Exercise task: For this exercise, repeat all of the material verbatim apart from its images.

Entries provided:
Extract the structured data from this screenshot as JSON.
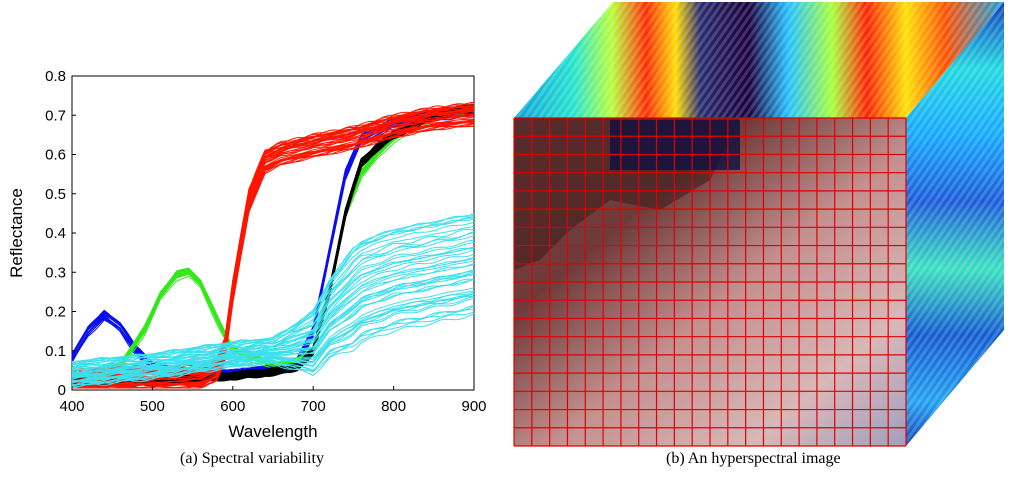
{
  "chart_data": {
    "type": "line",
    "xlabel": "Wavelength",
    "ylabel": "Reflectance",
    "xlim": [
      400,
      900
    ],
    "ylim": [
      0,
      0.8
    ],
    "xticks": [
      "400",
      "500",
      "600",
      "700",
      "800",
      "900"
    ],
    "yticks": [
      "0",
      "0.1",
      "0.2",
      "0.3",
      "0.4",
      "0.5",
      "0.6",
      "0.7",
      "0.8"
    ],
    "grid": false,
    "legend": "none",
    "series": [
      {
        "color": "#0a0ef0",
        "count": 20,
        "spread": 0.012,
        "x": [
          400,
          420,
          440,
          460,
          480,
          500,
          520,
          560,
          600,
          640,
          680,
          700,
          720,
          740,
          760,
          780,
          800,
          850,
          900
        ],
        "y": [
          0.08,
          0.15,
          0.19,
          0.16,
          0.1,
          0.06,
          0.05,
          0.04,
          0.04,
          0.05,
          0.07,
          0.15,
          0.35,
          0.55,
          0.64,
          0.66,
          0.68,
          0.7,
          0.71
        ]
      },
      {
        "color": "#33e81a",
        "count": 20,
        "spread": 0.012,
        "x": [
          400,
          460,
          490,
          510,
          530,
          545,
          560,
          580,
          600,
          640,
          660,
          680,
          700,
          720,
          740,
          760,
          780,
          800,
          850,
          900
        ],
        "y": [
          0.03,
          0.06,
          0.15,
          0.24,
          0.29,
          0.3,
          0.27,
          0.18,
          0.1,
          0.07,
          0.06,
          0.07,
          0.1,
          0.25,
          0.45,
          0.55,
          0.6,
          0.64,
          0.7,
          0.72
        ]
      },
      {
        "color": "#000000",
        "count": 25,
        "spread": 0.008,
        "x": [
          400,
          480,
          560,
          620,
          660,
          680,
          700,
          720,
          740,
          760,
          780,
          800,
          850,
          900
        ],
        "y": [
          0.02,
          0.02,
          0.03,
          0.04,
          0.05,
          0.06,
          0.1,
          0.25,
          0.45,
          0.58,
          0.62,
          0.65,
          0.7,
          0.72
        ]
      },
      {
        "color": "#ff1500",
        "count": 40,
        "spread": 0.03,
        "x": [
          400,
          480,
          520,
          560,
          580,
          590,
          600,
          620,
          640,
          660,
          700,
          750,
          800,
          850,
          900
        ],
        "y": [
          0.02,
          0.03,
          0.03,
          0.03,
          0.05,
          0.1,
          0.25,
          0.48,
          0.58,
          0.6,
          0.62,
          0.64,
          0.67,
          0.69,
          0.7
        ]
      },
      {
        "color": "#3de0ec",
        "count": 45,
        "spread": 0.13,
        "x": [
          400,
          500,
          600,
          650,
          680,
          700,
          720,
          760,
          800,
          850,
          900
        ],
        "y": [
          0.04,
          0.06,
          0.09,
          0.1,
          0.11,
          0.12,
          0.18,
          0.25,
          0.28,
          0.3,
          0.32
        ]
      }
    ]
  },
  "figure_b": {
    "colors": {
      "grid": "#e00000",
      "cube_top": "#1530c8",
      "cube_side": "#1e6fd0",
      "face_base": "#a07878"
    }
  },
  "captions": {
    "a": "(a) Spectral variability",
    "b": "(b) An hyperspectral image"
  }
}
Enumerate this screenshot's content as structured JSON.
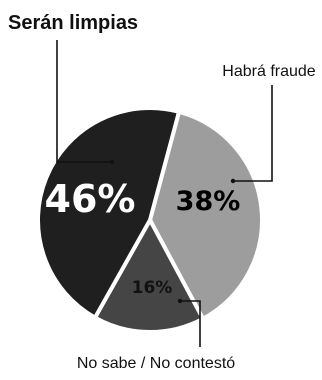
{
  "chart_data": {
    "type": "pie",
    "slices": [
      {
        "label": "Habrá fraude",
        "value": 38,
        "value_label": "38%",
        "color": "#9d9d9d",
        "text_color": "#000000"
      },
      {
        "label": "No sabe / No contestó",
        "value": 16,
        "value_label": "16%",
        "color": "#454545",
        "text_color": "#111111"
      },
      {
        "label": "Serán limpias",
        "value": 46,
        "value_label": "46%",
        "color": "#1f1f1f",
        "text_color": "#ffffff"
      }
    ]
  }
}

Written answer:
Extract the structured data from this screenshot as JSON.
{
  "chart_data": {
    "type": "line",
    "xlabel": "Wavelength",
    "ylabel": "Reflectance",
    "xlim": [
      400,
      900
    ],
    "ylim": [
      0,
      0.8
    ],
    "xticks": [
      "400",
      "500",
      "600",
      "700",
      "800",
      "900"
    ],
    "yticks": [
      "0",
      "0.1",
      "0.2",
      "0.3",
      "0.4",
      "0.5",
      "0.6",
      "0.7",
      "0.8"
    ],
    "grid": false,
    "legend": "none",
    "series": [
      {
        "color": "#0a0ef0",
        "count": 20,
        "spread": 0.012,
        "x": [
          400,
          420,
          440,
          460,
          480,
          500,
          520,
          560,
          600,
          640,
          680,
          700,
          720,
          740,
          760,
          780,
          800,
          850,
          900
        ],
        "y": [
          0.08,
          0.15,
          0.19,
          0.16,
          0.1,
          0.06,
          0.05,
          0.04,
          0.04,
          0.05,
          0.07,
          0.15,
          0.35,
          0.55,
          0.64,
          0.66,
          0.68,
          0.7,
          0.71
        ]
      },
      {
        "color": "#33e81a",
        "count": 20,
        "spread": 0.012,
        "x": [
          400,
          460,
          490,
          510,
          530,
          545,
          560,
          580,
          600,
          640,
          660,
          680,
          700,
          720,
          740,
          760,
          780,
          800,
          850,
          900
        ],
        "y": [
          0.03,
          0.06,
          0.15,
          0.24,
          0.29,
          0.3,
          0.27,
          0.18,
          0.1,
          0.07,
          0.06,
          0.07,
          0.1,
          0.25,
          0.45,
          0.55,
          0.6,
          0.64,
          0.7,
          0.72
        ]
      },
      {
        "color": "#000000",
        "count": 25,
        "spread": 0.008,
        "x": [
          400,
          480,
          560,
          620,
          660,
          680,
          700,
          720,
          740,
          760,
          780,
          800,
          850,
          900
        ],
        "y": [
          0.02,
          0.02,
          0.03,
          0.04,
          0.05,
          0.06,
          0.1,
          0.25,
          0.45,
          0.58,
          0.62,
          0.65,
          0.7,
          0.72
        ]
      },
      {
        "color": "#ff1500",
        "count": 40,
        "spread": 0.03,
        "x": [
          400,
          480,
          520,
          560,
          580,
          590,
          600,
          620,
          640,
          660,
          700,
          750,
          800,
          850,
          900
        ],
        "y": [
          0.02,
          0.03,
          0.03,
          0.03,
          0.05,
          0.1,
          0.25,
          0.48,
          0.58,
          0.6,
          0.62,
          0.64,
          0.67,
          0.69,
          0.7
        ]
      },
      {
        "color": "#3de0ec",
        "count": 45,
        "spread": 0.13,
        "x": [
          400,
          500,
          600,
          650,
          680,
          700,
          720,
          760,
          800,
          850,
          900
        ],
        "y": [
          0.04,
          0.06,
          0.09,
          0.1,
          0.11,
          0.12,
          0.18,
          0.25,
          0.28,
          0.3,
          0.32
        ]
      }
    ]
  },
  "figure_b": {
    "colors": {
      "grid": "#e00000",
      "cube_top": "#1530c8",
      "cube_side": "#1e6fd0",
      "face_base": "#a07878"
    }
  },
  "captions": {
    "a": "(a) Spectral variability",
    "b": "(b) An hyperspectral image"
  }
}
Enumerate this screenshot's content as structured JSON.
{
  "chart_data": {
    "type": "pie",
    "slices": [
      {
        "label": "Habrá fraude",
        "value": 38,
        "value_label": "38%",
        "color": "#9d9d9d",
        "text_color": "#000000"
      },
      {
        "label": "No sabe / No contestó",
        "value": 16,
        "value_label": "16%",
        "color": "#454545",
        "text_color": "#111111"
      },
      {
        "label": "Serán limpias",
        "value": 46,
        "value_label": "46%",
        "color": "#1f1f1f",
        "text_color": "#ffffff"
      }
    ]
  }
}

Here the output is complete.